_Goal_. Every record that follows must be duplicated exactly, with images left out.

_Data for this task_.
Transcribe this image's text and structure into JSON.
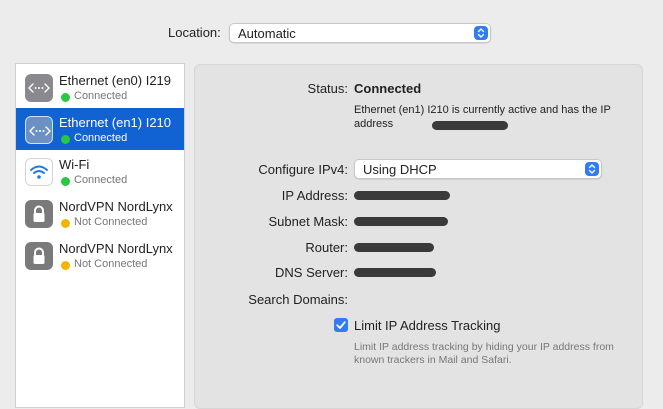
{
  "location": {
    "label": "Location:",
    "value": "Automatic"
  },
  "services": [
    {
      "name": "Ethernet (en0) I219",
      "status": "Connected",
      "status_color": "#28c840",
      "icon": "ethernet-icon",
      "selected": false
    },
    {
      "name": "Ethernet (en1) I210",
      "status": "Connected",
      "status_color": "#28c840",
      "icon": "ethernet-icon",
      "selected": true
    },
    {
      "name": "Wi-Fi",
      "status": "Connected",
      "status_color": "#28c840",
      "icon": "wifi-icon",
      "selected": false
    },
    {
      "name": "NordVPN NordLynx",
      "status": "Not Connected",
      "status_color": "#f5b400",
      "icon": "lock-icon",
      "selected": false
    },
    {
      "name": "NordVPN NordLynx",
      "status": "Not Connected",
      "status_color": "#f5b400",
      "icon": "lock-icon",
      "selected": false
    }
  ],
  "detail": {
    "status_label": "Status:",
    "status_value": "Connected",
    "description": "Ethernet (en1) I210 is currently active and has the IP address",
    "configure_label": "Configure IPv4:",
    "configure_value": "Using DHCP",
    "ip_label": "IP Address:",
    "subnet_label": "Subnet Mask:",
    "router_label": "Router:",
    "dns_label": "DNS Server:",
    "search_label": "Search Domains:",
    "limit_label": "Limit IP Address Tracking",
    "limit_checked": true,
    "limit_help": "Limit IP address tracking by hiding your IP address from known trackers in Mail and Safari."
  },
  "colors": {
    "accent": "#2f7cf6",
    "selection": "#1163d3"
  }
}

_The reply_.
Transcribe this image's text and structure into JSON.
{
  "location": {
    "label": "Location:",
    "value": "Automatic"
  },
  "services": [
    {
      "name": "Ethernet (en0) I219",
      "status": "Connected",
      "status_color": "#28c840",
      "icon": "ethernet-icon",
      "selected": false
    },
    {
      "name": "Ethernet (en1) I210",
      "status": "Connected",
      "status_color": "#28c840",
      "icon": "ethernet-icon",
      "selected": true
    },
    {
      "name": "Wi-Fi",
      "status": "Connected",
      "status_color": "#28c840",
      "icon": "wifi-icon",
      "selected": false
    },
    {
      "name": "NordVPN NordLynx",
      "status": "Not Connected",
      "status_color": "#f5b400",
      "icon": "lock-icon",
      "selected": false
    },
    {
      "name": "NordVPN NordLynx",
      "status": "Not Connected",
      "status_color": "#f5b400",
      "icon": "lock-icon",
      "selected": false
    }
  ],
  "detail": {
    "status_label": "Status:",
    "status_value": "Connected",
    "description": "Ethernet (en1) I210 is currently active and has the IP address",
    "configure_label": "Configure IPv4:",
    "configure_value": "Using DHCP",
    "ip_label": "IP Address:",
    "subnet_label": "Subnet Mask:",
    "router_label": "Router:",
    "dns_label": "DNS Server:",
    "search_label": "Search Domains:",
    "limit_label": "Limit IP Address Tracking",
    "limit_checked": true,
    "limit_help": "Limit IP address tracking by hiding your IP address from known trackers in Mail and Safari."
  },
  "colors": {
    "accent": "#2f7cf6",
    "selection": "#1163d3"
  }
}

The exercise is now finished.